**TASK BRIEF**.
Copy the lines below without any change, starting with the line that contains "Extract all elements" and going on through the line that contains "help-title-text: Help xyxy=(891,41,933,60)".

[Saved data entries]
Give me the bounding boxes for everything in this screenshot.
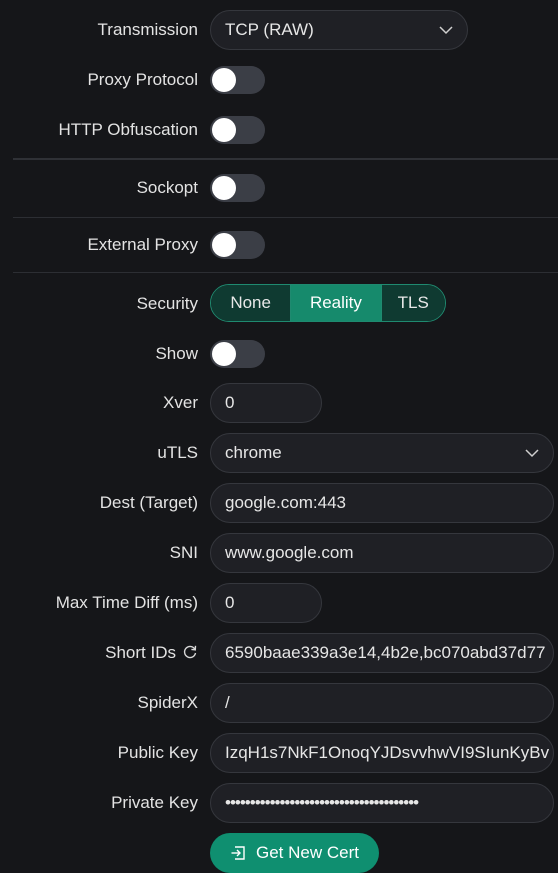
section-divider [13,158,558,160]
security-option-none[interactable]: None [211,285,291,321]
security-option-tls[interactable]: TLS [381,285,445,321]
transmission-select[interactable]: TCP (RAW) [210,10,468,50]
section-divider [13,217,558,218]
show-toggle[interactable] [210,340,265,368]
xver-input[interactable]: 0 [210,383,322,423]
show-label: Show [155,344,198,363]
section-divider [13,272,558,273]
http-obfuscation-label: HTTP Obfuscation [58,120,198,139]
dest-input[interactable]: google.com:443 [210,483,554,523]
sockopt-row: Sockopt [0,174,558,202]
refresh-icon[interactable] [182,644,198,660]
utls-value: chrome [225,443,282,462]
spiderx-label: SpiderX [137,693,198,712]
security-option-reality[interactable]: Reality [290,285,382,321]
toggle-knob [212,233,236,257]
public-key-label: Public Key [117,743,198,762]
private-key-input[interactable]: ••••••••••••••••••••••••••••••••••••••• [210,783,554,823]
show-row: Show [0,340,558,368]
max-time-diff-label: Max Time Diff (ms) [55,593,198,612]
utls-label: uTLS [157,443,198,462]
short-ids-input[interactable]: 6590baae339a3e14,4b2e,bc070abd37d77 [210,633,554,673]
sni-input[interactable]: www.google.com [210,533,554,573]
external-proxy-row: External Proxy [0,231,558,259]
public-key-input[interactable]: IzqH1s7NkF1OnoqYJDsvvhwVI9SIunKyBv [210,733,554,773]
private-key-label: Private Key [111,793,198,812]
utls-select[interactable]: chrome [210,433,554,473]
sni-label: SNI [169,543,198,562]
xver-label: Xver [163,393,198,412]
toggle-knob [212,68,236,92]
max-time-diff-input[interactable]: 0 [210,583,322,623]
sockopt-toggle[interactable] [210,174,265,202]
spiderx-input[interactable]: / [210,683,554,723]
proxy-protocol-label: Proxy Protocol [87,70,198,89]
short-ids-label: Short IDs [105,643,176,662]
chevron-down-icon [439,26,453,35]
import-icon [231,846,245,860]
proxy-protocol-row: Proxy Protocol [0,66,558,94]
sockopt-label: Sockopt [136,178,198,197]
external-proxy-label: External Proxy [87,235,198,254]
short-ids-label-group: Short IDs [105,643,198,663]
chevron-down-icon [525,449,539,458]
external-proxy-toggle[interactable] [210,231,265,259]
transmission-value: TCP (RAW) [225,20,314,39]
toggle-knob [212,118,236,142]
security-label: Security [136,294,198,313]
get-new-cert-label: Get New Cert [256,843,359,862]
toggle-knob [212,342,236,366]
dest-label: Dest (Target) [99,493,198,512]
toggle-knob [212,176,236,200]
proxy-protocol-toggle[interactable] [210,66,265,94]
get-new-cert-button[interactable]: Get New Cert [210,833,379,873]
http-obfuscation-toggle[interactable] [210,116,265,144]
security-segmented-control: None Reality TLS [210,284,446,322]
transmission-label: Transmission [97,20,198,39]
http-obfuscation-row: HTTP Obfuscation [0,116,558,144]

* * *

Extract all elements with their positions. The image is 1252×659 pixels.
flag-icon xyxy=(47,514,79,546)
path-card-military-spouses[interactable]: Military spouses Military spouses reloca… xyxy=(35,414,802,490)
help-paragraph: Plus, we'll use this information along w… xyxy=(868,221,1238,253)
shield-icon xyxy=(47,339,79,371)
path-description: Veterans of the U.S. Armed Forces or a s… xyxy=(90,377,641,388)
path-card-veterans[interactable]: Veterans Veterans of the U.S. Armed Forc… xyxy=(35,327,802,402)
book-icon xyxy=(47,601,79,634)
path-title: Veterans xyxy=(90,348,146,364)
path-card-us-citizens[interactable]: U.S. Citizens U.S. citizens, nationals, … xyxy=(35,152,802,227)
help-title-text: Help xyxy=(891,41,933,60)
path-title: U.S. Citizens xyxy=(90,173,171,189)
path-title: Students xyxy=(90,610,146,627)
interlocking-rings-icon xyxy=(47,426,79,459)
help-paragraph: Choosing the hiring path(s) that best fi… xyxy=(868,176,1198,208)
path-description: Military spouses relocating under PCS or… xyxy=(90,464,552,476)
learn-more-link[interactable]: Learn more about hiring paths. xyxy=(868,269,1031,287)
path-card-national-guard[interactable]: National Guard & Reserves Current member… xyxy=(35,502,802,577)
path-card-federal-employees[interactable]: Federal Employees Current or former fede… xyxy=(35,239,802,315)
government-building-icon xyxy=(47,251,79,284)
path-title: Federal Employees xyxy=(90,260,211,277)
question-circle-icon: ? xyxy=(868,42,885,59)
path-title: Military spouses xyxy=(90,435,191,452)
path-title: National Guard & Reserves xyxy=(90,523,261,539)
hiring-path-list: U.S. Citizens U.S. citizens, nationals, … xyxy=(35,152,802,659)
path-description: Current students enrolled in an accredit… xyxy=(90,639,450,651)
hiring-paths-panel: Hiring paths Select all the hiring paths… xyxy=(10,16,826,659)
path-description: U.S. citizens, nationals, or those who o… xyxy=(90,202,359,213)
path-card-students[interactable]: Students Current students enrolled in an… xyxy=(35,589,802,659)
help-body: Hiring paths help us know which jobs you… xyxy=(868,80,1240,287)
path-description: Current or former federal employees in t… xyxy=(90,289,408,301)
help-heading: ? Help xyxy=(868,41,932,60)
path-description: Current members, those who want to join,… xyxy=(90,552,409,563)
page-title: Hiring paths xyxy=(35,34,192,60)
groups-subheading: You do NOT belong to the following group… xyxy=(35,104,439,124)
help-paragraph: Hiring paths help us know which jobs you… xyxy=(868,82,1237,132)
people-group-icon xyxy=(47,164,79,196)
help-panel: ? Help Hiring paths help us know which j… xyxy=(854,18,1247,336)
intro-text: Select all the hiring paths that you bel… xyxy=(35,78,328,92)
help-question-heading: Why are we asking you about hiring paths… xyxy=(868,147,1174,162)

**OUTPUT OF THE TASK**.
Extract all elements with their positions. The image is 1252×659 pixels.
flag-icon xyxy=(47,514,79,546)
path-card-military-spouses[interactable]: Military spouses Military spouses reloca… xyxy=(35,414,802,490)
help-paragraph: Plus, we'll use this information along w… xyxy=(868,221,1238,253)
shield-icon xyxy=(47,339,79,371)
path-description: Veterans of the U.S. Armed Forces or a s… xyxy=(90,377,641,388)
path-card-veterans[interactable]: Veterans Veterans of the U.S. Armed Forc… xyxy=(35,327,802,402)
book-icon xyxy=(47,601,79,634)
path-title: Veterans xyxy=(90,348,146,364)
path-card-us-citizens[interactable]: U.S. Citizens U.S. citizens, nationals, … xyxy=(35,152,802,227)
help-title-text: Help xyxy=(891,41,933,60)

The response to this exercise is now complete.